## SET TASKS
1. In the article on Amazon's Seattle Spheres, how wide is the largest dome?
2. Extend the article on Amazon's Seattle Spheres, picking up right after its last sentence.

## EXCERPT TO READ
Amazon’s Seattle spheres are set for public opening

Amazon’s Seattle spheres are set for public opening. The three biospheres under construction. (Courtesy NBBJ)

Amazon’s triple-domed Spheres in downtown Seattle will be partially open to the public beginning January 30th. The enormous glass bubbles, designed by NBBJ as part of Amazon’s sprawling urban campus, were first approved in 2013.

The glass and steel domes vary in size, with the largest bubble spanning 130 feet in diameter and topping out at 95 feet tall. All three Buckminster Fuller-emulating domes are linked, forming a biomorphic greenhouse with 65,000 square feet of workspace and conference areas for Amazon employees.

A rendering of the Spheres at night. (Courtesy NBBJ)

Instead of aping its namesake, the Amazon Spheres have selected plants from a wide variety of sources. The Seattle Times recently toured the Spheres, and gave a rundown of the gardens and 400 plant varieties, within.

The garden in the Seventh Avenue sphere holds New World plants mainly from Central and South America, though a 40-year-old Port Jackson fig tree, so large that it had to be craned in, is clearly the centerpiece.

An Old World garden grows inside of the Sixth Avenue sphere, where guests and employees will see plants from Africa and Southeast Asia, alongside an entrance-adjacent, 60-foot-tall living wall, and tank filled with aquatic plants and animals from the Amazon.

## DATA EXCERPTS
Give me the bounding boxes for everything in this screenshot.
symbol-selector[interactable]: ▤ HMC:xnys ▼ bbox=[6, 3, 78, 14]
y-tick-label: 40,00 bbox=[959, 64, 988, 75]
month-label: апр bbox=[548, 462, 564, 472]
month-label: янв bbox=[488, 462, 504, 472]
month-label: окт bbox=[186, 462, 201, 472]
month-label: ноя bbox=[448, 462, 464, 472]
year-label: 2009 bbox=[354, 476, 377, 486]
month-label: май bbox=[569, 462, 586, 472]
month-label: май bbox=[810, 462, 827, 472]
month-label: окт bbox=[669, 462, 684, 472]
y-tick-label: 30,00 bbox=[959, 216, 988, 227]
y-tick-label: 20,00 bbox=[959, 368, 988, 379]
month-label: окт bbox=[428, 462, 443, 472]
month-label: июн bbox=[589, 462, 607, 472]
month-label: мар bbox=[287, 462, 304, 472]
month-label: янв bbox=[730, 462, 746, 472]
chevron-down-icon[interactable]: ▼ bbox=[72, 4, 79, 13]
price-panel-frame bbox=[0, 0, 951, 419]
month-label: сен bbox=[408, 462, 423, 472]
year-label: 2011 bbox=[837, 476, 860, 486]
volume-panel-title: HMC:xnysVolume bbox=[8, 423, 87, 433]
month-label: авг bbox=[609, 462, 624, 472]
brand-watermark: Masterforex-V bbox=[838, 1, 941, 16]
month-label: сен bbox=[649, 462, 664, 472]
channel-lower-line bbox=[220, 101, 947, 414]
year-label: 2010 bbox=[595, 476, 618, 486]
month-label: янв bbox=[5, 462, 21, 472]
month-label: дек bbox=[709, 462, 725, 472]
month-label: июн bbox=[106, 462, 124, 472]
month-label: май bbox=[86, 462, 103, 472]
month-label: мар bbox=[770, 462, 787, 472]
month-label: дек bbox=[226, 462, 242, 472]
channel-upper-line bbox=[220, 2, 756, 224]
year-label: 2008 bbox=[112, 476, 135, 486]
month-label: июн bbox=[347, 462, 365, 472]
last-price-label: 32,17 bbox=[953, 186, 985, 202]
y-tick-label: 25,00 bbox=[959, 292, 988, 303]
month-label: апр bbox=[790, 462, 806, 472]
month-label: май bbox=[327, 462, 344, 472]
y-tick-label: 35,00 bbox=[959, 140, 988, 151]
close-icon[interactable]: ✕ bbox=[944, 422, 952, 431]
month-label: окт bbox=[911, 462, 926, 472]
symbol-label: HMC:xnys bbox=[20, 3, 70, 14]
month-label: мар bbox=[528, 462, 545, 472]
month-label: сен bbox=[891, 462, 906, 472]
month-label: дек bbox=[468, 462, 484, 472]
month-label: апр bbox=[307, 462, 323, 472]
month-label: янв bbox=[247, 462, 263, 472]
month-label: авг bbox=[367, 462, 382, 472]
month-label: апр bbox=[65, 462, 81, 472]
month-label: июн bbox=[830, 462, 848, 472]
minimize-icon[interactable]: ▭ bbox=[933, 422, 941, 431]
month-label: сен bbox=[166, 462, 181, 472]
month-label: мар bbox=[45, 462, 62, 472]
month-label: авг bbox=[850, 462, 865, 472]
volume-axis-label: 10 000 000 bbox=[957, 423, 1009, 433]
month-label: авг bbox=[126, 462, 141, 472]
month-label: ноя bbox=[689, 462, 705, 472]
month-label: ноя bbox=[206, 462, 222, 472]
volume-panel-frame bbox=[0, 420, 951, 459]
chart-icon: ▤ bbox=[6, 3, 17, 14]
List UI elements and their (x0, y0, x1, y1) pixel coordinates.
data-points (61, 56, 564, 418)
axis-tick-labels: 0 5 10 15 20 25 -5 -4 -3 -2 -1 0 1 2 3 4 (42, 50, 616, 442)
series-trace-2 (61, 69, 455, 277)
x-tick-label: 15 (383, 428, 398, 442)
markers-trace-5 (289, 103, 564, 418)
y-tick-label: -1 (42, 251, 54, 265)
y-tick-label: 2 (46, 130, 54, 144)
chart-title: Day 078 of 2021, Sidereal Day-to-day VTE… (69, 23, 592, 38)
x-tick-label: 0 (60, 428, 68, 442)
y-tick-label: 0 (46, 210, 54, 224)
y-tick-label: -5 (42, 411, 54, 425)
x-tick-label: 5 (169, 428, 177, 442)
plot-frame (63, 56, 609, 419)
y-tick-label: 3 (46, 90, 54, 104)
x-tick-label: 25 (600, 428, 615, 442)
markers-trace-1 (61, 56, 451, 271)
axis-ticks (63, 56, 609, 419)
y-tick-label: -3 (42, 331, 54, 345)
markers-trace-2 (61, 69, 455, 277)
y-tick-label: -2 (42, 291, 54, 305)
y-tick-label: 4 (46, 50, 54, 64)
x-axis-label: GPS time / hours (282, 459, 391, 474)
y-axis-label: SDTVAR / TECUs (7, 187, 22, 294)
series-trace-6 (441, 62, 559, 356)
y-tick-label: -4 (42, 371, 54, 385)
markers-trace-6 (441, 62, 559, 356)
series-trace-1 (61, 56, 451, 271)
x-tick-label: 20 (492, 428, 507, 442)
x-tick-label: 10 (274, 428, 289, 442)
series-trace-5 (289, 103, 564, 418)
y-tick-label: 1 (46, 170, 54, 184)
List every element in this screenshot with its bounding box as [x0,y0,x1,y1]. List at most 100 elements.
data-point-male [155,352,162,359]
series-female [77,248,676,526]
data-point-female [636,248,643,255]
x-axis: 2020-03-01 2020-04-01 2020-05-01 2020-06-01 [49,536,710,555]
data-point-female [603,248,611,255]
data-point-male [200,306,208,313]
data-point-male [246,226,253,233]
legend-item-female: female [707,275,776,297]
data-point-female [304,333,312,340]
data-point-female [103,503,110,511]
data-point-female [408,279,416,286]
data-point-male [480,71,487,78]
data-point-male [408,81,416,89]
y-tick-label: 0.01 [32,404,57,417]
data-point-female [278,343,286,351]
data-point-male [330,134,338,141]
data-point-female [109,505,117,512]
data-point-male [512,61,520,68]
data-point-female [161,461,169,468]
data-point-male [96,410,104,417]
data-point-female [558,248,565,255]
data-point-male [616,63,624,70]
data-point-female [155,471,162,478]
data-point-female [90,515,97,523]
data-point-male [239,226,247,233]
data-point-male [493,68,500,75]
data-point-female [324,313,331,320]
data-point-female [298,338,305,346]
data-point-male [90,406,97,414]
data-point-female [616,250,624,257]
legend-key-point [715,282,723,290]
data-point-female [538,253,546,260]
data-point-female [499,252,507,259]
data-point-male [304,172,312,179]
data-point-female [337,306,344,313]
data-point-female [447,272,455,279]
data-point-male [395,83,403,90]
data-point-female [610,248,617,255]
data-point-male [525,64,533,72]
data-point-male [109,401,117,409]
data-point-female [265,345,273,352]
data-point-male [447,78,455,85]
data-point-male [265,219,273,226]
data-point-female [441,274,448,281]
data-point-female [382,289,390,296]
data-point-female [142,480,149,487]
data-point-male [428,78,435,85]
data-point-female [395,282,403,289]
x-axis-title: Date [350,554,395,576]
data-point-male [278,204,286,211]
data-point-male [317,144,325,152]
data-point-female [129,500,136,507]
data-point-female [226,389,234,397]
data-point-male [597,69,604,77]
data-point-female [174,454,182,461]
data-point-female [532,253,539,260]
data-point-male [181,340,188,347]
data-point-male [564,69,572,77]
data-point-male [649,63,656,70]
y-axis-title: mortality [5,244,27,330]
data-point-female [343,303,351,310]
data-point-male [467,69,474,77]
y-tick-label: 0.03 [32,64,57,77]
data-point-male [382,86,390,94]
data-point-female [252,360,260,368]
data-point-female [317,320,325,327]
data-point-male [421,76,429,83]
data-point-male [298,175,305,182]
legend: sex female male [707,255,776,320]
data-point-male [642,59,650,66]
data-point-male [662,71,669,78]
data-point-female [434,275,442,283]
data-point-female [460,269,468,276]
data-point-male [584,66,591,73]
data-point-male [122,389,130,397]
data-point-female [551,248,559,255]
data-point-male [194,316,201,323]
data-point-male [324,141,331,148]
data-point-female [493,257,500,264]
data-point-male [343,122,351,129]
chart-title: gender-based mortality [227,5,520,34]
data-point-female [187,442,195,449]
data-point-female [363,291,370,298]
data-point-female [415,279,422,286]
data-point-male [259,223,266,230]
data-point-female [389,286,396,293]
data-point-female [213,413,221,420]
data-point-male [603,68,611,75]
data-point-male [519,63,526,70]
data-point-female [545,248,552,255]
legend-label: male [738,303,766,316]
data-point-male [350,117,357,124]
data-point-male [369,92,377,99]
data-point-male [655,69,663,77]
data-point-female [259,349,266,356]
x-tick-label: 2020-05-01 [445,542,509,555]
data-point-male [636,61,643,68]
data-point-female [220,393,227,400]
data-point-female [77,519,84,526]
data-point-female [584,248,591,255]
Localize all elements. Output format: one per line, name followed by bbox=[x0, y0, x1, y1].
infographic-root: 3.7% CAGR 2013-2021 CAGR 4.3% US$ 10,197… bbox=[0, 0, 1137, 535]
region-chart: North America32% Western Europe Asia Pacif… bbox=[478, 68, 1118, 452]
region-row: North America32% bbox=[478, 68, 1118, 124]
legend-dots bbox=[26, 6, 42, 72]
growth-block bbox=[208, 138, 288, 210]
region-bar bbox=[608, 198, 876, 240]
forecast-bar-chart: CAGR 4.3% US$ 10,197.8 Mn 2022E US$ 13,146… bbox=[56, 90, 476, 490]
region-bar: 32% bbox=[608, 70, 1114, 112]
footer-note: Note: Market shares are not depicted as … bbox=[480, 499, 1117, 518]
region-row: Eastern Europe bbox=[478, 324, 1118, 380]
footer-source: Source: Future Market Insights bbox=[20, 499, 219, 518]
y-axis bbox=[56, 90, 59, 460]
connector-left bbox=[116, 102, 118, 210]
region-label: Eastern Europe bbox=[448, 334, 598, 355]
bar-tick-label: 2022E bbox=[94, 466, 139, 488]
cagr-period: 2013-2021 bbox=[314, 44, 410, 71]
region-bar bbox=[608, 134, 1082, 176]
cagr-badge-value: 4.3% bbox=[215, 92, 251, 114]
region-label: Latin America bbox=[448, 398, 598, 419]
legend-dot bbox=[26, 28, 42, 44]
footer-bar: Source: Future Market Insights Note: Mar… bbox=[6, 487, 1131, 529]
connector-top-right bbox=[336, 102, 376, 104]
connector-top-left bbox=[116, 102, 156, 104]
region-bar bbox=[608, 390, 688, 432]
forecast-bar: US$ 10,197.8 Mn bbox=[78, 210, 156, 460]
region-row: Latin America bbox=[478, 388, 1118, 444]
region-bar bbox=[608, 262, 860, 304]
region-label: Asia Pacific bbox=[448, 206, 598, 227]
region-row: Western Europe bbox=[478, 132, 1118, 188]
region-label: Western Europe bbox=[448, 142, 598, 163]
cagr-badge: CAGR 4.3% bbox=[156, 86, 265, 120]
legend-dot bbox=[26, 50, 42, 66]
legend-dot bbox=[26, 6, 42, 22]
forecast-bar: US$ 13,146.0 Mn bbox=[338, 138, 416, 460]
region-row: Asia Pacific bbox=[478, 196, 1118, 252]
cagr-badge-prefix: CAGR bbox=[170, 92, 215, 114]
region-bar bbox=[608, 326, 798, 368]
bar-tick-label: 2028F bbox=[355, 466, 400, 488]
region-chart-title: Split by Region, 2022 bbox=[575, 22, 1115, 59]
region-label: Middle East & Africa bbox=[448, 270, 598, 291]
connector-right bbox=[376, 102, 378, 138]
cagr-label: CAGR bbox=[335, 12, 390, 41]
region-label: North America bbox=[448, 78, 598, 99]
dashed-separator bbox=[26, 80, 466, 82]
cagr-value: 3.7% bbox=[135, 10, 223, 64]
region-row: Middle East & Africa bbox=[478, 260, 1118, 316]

## RESPONSES PER TASK
1. 130 feet in diameter

2.
Amazon’s horticulturists have curated a range of plants that could survive alongside the Spheres’ human occupants comfortably. During the day, the spheres will be kept at 72 degrees and 60 percent humidity, which will drop to 55 degrees and 85 percent humidity at night. All of the plants were grown to maturation in a 40,000-square-foot greenhouse offsite and transplanted, beginning on May 1st of last year.

Designing offices and meeting spaces alongside climate controls for hundreds of different plant species was no easy task for NBBJ. Fake logs and stumps circulate air from piping within, while the Spheres are warmed in part by excess heat generated from a data center nearby. More details on which companies will be filling the two public retail spaces at ground level are forthcoming. (This is not the first time NBBJ has ventured into novelty office design).

Members of the general public can place a reservation to visit the Spheres here, though be warned; the Seattle Times is reporting that 20,000 guests already have the tour booked solidly through April.